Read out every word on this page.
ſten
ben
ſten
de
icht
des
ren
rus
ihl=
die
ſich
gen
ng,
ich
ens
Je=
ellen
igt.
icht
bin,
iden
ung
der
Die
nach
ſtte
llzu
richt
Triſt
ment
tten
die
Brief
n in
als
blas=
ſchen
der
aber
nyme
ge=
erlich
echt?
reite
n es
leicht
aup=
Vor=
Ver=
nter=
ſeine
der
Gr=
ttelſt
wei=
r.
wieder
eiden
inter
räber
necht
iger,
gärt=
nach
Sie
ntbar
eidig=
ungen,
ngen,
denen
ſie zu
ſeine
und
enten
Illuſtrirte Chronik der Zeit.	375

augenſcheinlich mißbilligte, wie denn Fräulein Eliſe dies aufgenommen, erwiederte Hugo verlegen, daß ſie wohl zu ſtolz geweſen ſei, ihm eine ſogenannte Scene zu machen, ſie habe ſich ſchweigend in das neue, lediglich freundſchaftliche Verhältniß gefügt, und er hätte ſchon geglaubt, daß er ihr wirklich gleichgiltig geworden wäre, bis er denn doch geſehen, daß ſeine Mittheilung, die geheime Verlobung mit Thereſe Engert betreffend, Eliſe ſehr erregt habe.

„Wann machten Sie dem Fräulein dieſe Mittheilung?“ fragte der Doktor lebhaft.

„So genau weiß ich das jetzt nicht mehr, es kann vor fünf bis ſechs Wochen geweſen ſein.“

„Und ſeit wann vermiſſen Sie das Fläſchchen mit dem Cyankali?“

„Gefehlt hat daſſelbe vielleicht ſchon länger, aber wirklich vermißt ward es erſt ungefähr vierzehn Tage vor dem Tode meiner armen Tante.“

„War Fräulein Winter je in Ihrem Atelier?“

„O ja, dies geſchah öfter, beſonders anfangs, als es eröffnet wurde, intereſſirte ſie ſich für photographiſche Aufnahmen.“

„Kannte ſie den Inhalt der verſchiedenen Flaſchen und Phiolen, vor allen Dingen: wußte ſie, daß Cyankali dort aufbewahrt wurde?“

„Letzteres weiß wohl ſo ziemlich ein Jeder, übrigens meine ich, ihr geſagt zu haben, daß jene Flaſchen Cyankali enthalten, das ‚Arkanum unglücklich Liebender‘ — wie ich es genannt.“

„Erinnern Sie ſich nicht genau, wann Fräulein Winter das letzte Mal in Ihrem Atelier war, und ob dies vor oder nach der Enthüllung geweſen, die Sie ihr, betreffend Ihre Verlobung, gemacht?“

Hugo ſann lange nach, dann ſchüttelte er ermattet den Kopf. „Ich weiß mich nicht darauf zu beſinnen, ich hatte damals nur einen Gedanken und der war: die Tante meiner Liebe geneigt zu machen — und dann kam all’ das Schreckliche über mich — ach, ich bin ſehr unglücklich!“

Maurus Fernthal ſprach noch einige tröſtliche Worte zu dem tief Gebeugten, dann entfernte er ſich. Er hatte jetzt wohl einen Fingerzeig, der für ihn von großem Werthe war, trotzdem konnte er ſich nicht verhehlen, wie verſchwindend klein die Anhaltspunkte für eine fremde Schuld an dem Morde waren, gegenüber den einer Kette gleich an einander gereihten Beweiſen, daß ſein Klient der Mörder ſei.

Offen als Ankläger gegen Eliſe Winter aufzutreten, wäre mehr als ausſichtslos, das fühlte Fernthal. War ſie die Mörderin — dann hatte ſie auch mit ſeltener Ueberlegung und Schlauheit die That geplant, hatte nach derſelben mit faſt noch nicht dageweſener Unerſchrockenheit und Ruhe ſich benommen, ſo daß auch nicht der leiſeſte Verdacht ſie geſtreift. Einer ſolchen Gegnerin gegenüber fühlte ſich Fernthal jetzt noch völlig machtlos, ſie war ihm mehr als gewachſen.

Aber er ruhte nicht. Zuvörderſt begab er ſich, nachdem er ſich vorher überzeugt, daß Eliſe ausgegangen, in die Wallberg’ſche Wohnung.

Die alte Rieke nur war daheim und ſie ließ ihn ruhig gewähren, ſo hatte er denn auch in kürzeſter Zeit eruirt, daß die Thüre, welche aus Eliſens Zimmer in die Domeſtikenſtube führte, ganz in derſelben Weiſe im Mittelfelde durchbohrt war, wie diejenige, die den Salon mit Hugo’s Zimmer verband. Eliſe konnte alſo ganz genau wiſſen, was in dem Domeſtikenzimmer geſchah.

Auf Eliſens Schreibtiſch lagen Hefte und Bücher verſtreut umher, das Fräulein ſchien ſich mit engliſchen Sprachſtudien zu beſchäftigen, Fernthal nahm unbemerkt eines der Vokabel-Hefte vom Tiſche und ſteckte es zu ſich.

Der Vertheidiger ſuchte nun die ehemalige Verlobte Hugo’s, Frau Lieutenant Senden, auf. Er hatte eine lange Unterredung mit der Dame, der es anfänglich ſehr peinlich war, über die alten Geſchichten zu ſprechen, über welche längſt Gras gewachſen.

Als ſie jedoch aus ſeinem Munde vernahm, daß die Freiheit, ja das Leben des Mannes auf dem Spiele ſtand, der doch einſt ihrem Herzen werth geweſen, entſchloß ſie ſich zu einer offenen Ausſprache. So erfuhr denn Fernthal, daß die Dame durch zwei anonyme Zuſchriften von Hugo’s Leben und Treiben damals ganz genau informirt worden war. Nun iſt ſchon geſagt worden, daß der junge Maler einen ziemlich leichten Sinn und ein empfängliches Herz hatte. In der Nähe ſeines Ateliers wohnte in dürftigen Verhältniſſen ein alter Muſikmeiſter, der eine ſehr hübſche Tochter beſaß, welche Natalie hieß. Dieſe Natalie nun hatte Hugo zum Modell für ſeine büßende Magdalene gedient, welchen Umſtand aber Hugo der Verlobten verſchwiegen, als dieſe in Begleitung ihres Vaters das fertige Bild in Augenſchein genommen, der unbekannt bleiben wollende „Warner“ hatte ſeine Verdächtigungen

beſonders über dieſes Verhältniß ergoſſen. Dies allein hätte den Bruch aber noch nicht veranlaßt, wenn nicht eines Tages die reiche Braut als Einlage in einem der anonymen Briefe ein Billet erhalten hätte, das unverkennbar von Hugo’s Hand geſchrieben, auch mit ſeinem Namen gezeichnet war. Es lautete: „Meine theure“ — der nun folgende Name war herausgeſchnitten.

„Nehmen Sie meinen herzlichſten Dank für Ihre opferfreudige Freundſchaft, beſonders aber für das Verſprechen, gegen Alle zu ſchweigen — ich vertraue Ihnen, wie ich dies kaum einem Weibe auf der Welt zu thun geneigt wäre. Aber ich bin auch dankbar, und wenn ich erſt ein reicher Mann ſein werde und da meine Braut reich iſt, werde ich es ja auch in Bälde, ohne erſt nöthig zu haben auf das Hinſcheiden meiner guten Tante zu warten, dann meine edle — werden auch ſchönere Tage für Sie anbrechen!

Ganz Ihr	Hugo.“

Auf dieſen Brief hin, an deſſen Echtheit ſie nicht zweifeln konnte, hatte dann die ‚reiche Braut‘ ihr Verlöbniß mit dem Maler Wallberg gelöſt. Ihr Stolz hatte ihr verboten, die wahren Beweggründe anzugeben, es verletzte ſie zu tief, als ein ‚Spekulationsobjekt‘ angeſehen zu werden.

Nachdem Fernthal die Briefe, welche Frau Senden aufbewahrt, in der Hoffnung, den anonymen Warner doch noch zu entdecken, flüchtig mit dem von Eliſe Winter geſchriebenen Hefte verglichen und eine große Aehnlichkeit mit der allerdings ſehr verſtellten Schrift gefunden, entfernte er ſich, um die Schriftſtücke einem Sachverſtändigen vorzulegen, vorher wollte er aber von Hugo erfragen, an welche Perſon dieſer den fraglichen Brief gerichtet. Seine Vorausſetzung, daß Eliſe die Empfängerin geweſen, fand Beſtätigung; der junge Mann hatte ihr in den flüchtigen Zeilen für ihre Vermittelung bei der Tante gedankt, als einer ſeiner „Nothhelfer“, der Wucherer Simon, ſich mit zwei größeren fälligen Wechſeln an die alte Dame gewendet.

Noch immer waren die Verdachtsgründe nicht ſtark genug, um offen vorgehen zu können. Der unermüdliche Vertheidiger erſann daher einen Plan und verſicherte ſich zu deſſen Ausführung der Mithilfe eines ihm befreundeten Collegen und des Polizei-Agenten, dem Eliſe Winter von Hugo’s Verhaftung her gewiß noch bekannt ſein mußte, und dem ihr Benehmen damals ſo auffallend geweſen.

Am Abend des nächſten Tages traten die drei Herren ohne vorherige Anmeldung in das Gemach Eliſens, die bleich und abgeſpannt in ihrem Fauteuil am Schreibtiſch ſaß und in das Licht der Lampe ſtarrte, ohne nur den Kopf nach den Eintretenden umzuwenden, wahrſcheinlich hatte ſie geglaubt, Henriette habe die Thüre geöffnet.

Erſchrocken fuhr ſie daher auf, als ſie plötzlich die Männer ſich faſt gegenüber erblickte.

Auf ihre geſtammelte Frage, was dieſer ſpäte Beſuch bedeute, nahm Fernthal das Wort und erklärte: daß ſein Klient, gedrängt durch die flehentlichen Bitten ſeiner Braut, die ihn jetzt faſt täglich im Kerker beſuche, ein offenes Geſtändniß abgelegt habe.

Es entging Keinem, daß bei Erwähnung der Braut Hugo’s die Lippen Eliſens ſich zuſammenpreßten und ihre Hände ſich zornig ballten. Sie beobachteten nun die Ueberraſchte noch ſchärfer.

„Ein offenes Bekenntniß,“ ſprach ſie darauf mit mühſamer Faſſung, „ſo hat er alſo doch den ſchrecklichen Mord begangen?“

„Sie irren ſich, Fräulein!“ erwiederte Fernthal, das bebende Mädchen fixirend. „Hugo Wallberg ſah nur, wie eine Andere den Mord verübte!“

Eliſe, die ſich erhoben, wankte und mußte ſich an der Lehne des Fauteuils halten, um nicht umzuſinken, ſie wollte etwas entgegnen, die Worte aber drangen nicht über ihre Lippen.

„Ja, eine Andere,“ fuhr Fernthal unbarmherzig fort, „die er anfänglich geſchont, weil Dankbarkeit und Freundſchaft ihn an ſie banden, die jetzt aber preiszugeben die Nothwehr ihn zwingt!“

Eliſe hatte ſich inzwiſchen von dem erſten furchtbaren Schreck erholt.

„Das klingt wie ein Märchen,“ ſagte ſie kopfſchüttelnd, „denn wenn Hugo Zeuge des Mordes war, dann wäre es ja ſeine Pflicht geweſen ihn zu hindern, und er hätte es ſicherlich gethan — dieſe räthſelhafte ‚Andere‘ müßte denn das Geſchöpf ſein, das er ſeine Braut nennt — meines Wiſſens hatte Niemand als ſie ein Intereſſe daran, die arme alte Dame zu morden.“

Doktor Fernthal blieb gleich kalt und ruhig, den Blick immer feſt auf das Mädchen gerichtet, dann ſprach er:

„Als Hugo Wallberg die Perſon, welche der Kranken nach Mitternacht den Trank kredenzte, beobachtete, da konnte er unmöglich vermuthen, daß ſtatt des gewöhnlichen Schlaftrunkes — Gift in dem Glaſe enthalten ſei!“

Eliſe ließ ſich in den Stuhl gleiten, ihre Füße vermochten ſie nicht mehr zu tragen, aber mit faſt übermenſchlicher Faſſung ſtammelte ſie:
________________
Wherever the string "wurde" occurs in the records, copy the line it is in.

„O ja, dies geſchah öfter, beſonders anfangs, als es eröffnet wurde, intereſſirte ſie ſich für photographiſche Aufnahmen.“
„Kannte ſie den Inhalt der verſchiedenen Flaſchen und Phiolen, vor allen Dingen: wußte ſie, daß Cyankali dort aufbewahrt wurde?“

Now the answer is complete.